Repeat the whole listing exactly as written.
··········
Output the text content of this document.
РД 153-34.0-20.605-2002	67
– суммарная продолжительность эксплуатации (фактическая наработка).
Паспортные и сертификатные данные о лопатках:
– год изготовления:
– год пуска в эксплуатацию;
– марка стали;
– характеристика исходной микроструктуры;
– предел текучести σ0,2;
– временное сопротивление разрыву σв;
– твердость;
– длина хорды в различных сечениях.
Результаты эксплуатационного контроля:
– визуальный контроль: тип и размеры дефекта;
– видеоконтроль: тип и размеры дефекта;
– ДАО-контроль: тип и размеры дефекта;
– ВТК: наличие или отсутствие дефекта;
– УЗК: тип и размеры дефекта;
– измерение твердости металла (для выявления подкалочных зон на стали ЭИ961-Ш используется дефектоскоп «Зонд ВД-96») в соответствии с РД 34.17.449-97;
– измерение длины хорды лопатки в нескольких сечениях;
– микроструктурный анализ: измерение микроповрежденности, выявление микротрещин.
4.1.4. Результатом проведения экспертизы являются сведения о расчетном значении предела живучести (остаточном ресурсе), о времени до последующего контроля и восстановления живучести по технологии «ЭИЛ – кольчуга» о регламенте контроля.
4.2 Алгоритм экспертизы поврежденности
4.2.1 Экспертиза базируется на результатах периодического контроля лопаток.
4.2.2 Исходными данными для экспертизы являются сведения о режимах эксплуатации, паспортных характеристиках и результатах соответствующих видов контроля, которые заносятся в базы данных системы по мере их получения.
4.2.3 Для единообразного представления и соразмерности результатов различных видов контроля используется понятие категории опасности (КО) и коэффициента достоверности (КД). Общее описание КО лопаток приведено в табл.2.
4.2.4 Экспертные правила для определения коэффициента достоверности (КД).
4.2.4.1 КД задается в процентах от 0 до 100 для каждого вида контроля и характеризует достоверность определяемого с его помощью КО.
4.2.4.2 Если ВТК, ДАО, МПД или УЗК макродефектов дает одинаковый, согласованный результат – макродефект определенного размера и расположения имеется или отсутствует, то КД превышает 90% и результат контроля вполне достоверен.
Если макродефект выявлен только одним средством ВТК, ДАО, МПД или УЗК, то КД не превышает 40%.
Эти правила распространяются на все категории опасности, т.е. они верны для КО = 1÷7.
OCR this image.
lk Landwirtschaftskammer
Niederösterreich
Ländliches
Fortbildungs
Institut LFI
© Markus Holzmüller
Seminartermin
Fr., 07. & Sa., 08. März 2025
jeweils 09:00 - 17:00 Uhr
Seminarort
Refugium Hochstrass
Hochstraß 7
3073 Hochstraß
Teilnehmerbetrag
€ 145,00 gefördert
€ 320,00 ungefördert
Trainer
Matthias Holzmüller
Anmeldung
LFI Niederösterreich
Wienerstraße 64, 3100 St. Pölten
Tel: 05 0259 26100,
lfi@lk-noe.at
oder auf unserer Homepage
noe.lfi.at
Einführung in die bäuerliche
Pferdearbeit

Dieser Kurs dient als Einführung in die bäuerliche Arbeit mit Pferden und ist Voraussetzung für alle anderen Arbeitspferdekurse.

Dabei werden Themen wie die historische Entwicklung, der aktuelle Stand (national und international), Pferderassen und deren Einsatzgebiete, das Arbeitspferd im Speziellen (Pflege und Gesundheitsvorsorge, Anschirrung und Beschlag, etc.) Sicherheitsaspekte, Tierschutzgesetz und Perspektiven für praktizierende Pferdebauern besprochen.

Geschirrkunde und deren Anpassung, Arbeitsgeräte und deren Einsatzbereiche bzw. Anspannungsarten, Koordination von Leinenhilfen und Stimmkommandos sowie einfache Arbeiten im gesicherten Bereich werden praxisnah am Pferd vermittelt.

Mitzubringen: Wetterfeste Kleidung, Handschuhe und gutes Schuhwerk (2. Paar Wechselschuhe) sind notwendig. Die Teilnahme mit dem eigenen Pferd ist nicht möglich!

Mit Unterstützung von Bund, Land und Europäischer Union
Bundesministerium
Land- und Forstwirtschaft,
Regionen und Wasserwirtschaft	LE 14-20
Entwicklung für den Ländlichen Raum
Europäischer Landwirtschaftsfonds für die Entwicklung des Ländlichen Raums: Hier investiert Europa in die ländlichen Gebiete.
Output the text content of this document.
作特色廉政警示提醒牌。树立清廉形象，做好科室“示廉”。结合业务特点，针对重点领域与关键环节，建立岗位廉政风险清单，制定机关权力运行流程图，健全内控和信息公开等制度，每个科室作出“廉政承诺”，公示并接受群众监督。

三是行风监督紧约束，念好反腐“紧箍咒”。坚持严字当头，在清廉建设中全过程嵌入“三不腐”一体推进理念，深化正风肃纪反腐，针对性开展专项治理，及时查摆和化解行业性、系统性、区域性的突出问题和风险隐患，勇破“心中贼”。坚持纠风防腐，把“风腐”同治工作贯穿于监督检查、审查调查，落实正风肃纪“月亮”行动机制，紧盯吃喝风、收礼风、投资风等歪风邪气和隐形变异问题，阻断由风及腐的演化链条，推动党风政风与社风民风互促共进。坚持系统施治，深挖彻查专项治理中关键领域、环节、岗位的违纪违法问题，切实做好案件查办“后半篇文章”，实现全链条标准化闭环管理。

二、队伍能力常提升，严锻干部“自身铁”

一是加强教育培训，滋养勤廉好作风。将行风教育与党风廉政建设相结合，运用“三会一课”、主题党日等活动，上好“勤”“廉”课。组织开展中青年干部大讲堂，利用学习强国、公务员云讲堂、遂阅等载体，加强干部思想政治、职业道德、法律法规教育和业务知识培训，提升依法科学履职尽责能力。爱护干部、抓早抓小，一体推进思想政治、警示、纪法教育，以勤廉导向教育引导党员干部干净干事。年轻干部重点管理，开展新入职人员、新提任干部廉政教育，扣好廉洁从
··········
▸ Final result
Output the text content of this document.
РД 153-34.0-20.605-2002	67
– суммарная продолжительность эксплуатации (фактическая наработка).
Паспортные и сертификатные данные о лопатках:
– год изготовления:
– год пуска в эксплуатацию;
– марка стали;
– характеристика исходной микроструктуры;
– предел текучести σ0,2;
– временное сопротивление разрыву σв;
– твердость;
– длина хорды в различных сечениях.
Результаты эксплуатационного контроля:
– визуальный контроль: тип и размеры дефекта;
– видеоконтроль: тип и размеры дефекта;
– ДАО-контроль: тип и размеры дефекта;
– ВТК: наличие или отсутствие дефекта;
– УЗК: тип и размеры дефекта;
– измерение твердости металла (для выявления подкалочных зон на стали ЭИ961-Ш используется дефектоскоп «Зонд ВД-96») в соответствии с РД 34.17.449-97;
– измерение длины хорды лопатки в нескольких сечениях;
– микроструктурный анализ: измерение микроповрежденности, выявление микротрещин.
4.1.4. Результатом проведения экспертизы являются сведения о расчетном значении предела живучести (остаточном ресурсе), о времени до последующего контроля и восстановления живучести по технологии «ЭИЛ – кольчуга» о регламенте контроля.
4.2 Алгоритм экспертизы поврежденности
4.2.1 Экспертиза базируется на результатах периодического контроля лопаток.
4.2.2 Исходными данными для экспертизы являются сведения о режимах эксплуатации, паспортных характеристиках и результатах соответствующих видов контроля, которые заносятся в базы данных системы по мере их получения.
4.2.3 Для единообразного представления и соразмерности результатов различных видов контроля используется понятие категории опасности (КО) и коэффициента достоверности (КД). Общее описание КО лопаток приведено в табл.2.
4.2.4 Экспертные правила для определения коэффициента достоверности (КД).
4.2.4.1 КД задается в процентах от 0 до 100 для каждого вида контроля и характеризует достоверность определяемого с его помощью КО.
4.2.4.2 Если ВТК, ДАО, МПД или УЗК макродефектов дает одинаковый, согласованный результат – макродефект определенного размера и расположения имеется или отсутствует, то КД превышает 90% и результат контроля вполне достоверен.
Если макродефект выявлен только одним средством ВТК, ДАО, МПД или УЗК, то КД не превышает 40%.
Эти правила распространяются на все категории опасности, т.е. они верны для КО = 1÷7.
OCR this image.
lk Landwirtschaftskammer
Niederösterreich
Ländliches
Fortbildungs
Institut LFI
© Markus Holzmüller
Seminartermin
Fr., 07. & Sa., 08. März 2025
jeweils 09:00 - 17:00 Uhr
Seminarort
Refugium Hochstrass
Hochstraß 7
3073 Hochstraß
Teilnehmerbetrag
€ 145,00 gefördert
€ 320,00 ungefördert
Trainer
Matthias Holzmüller
Anmeldung
LFI Niederösterreich
Wienerstraße 64, 3100 St. Pölten
Tel: 05 0259 26100,
lfi@lk-noe.at
oder auf unserer Homepage
noe.lfi.at
Einführung in die bäuerliche
Pferdearbeit

Dieser Kurs dient als Einführung in die bäuerliche Arbeit mit Pferden und ist Voraussetzung für alle anderen Arbeitspferdekurse.

Dabei werden Themen wie die historische Entwicklung, der aktuelle Stand (national und international), Pferderassen und deren Einsatzgebiete, das Arbeitspferd im Speziellen (Pflege und Gesundheitsvorsorge, Anschirrung und Beschlag, etc.) Sicherheitsaspekte, Tierschutzgesetz und Perspektiven für praktizierende Pferdebauern besprochen.

Geschirrkunde und deren Anpassung, Arbeitsgeräte und deren Einsatzbereiche bzw. Anspannungsarten, Koordination von Leinenhilfen und Stimmkommandos sowie einfache Arbeiten im gesicherten Bereich werden praxisnah am Pferd vermittelt.

Mitzubringen: Wetterfeste Kleidung, Handschuhe und gutes Schuhwerk (2. Paar Wechselschuhe) sind notwendig. Die Teilnahme mit dem eigenen Pferd ist nicht möglich!

Mit Unterstützung von Bund, Land und Europäischer Union
Bundesministerium
Land- und Forstwirtschaft,
Regionen und Wasserwirtschaft	LE 14-20
Entwicklung für den Ländlichen Raum
Europäischer Landwirtschaftsfonds für die Entwicklung des Ländlichen Raums: Hier investiert Europa in die ländlichen Gebiete.
Output the text content of this document.
作特色廉政警示提醒牌。树立清廉形象，做好科室“示廉”。结合业务特点，针对重点领域与关键环节，建立岗位廉政风险清单，制定机关权力运行流程图，健全内控和信息公开等制度，每个科室作出“廉政承诺”，公示并接受群众监督。

三是行风监督紧约束，念好反腐“紧箍咒”。坚持严字当头，在清廉建设中全过程嵌入“三不腐”一体推进理念，深化正风肃纪反腐，针对性开展专项治理，及时查摆和化解行业性、系统性、区域性的突出问题和风险隐患，勇破“心中贼”。坚持纠风防腐，把“风腐”同治工作贯穿于监督检查、审查调查，落实正风肃纪“月亮”行动机制，紧盯吃喝风、收礼风、投资风等歪风邪气和隐形变异问题，阻断由风及腐的演化链条，推动党风政风与社风民风互促共进。坚持系统施治，深挖彻查专项治理中关键领域、环节、岗位的违纪违法问题，切实做好案件查办“后半篇文章”，实现全链条标准化闭环管理。

二、队伍能力常提升，严锻干部“自身铁”

一是加强教育培训，滋养勤廉好作风。将行风教育与党风廉政建设相结合，运用“三会一课”、主题党日等活动，上好“勤”“廉”课。组织开展中青年干部大讲堂，利用学习强国、公务员云讲堂、遂阅等载体，加强干部思想政治、职业道德、法律法规教育和业务知识培训，提升依法科学履职尽责能力。爱护干部、抓早抓小，一体推进思想政治、警示、纪法教育，以勤廉导向教育引导党员干部干净干事。年轻干部重点管理，开展新入职人员、新提任干部廉政教育，扣好廉洁从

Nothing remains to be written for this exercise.